**** Recorded data

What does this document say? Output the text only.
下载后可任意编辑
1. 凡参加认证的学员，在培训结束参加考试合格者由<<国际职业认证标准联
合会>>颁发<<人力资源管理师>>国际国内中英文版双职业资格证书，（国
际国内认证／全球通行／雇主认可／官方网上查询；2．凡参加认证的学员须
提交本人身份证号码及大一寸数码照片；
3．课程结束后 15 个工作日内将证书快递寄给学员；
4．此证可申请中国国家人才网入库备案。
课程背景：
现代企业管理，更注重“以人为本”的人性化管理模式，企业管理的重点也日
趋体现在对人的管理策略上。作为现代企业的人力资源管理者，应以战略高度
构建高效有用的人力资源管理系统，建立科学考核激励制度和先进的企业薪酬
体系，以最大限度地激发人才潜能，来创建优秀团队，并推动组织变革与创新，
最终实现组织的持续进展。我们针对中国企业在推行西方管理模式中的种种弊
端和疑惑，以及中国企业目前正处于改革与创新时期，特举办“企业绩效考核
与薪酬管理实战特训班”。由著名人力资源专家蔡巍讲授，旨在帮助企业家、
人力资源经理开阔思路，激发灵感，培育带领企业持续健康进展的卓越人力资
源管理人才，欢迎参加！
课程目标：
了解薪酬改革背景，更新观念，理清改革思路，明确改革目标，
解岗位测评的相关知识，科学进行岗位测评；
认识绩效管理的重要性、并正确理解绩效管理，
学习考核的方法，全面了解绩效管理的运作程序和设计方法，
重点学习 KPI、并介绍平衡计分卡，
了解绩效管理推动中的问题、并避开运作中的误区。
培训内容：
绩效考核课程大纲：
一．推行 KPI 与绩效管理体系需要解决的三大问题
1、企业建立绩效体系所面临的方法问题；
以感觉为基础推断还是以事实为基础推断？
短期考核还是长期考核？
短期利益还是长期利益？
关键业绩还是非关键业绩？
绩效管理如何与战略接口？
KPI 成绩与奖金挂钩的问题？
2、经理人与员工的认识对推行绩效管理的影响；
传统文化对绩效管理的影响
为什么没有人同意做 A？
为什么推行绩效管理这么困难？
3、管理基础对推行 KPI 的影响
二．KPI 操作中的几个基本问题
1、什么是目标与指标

********

Aim:
Repeat every line of the material exactly as given.

Reply to the exercise:
What does this document say? Output the text only.
下载后可任意编辑
1. 凡参加认证的学员，在培训结束参加考试合格者由<<国际职业认证标准联
合会>>颁发<<人力资源管理师>>国际国内中英文版双职业资格证书，（国
际国内认证／全球通行／雇主认可／官方网上查询；2．凡参加认证的学员须
提交本人身份证号码及大一寸数码照片；
3．课程结束后 15 个工作日内将证书快递寄给学员；
4．此证可申请中国国家人才网入库备案。
课程背景：
现代企业管理，更注重“以人为本”的人性化管理模式，企业管理的重点也日
趋体现在对人的管理策略上。作为现代企业的人力资源管理者，应以战略高度
构建高效有用的人力资源管理系统，建立科学考核激励制度和先进的企业薪酬
体系，以最大限度地激发人才潜能，来创建优秀团队，并推动组织变革与创新，
最终实现组织的持续进展。我们针对中国企业在推行西方管理模式中的种种弊
端和疑惑，以及中国企业目前正处于改革与创新时期，特举办“企业绩效考核
与薪酬管理实战特训班”。由著名人力资源专家蔡巍讲授，旨在帮助企业家、
人力资源经理开阔思路，激发灵感，培育带领企业持续健康进展的卓越人力资
源管理人才，欢迎参加！
课程目标：
了解薪酬改革背景，更新观念，理清改革思路，明确改革目标，
解岗位测评的相关知识，科学进行岗位测评；
认识绩效管理的重要性、并正确理解绩效管理，
学习考核的方法，全面了解绩效管理的运作程序和设计方法，
重点学习 KPI、并介绍平衡计分卡，
了解绩效管理推动中的问题、并避开运作中的误区。
培训内容：
绩效考核课程大纲：
一．推行 KPI 与绩效管理体系需要解决的三大问题
1、企业建立绩效体系所面临的方法问题；
以感觉为基础推断还是以事实为基础推断？
短期考核还是长期考核？
短期利益还是长期利益？
关键业绩还是非关键业绩？
绩效管理如何与战略接口？
KPI 成绩与奖金挂钩的问题？
2、经理人与员工的认识对推行绩效管理的影响；
传统文化对绩效管理的影响
为什么没有人同意做 A？
为什么推行绩效管理这么困难？
3、管理基础对推行 KPI 的影响
二．KPI 操作中的几个基本问题
1、什么是目标与指标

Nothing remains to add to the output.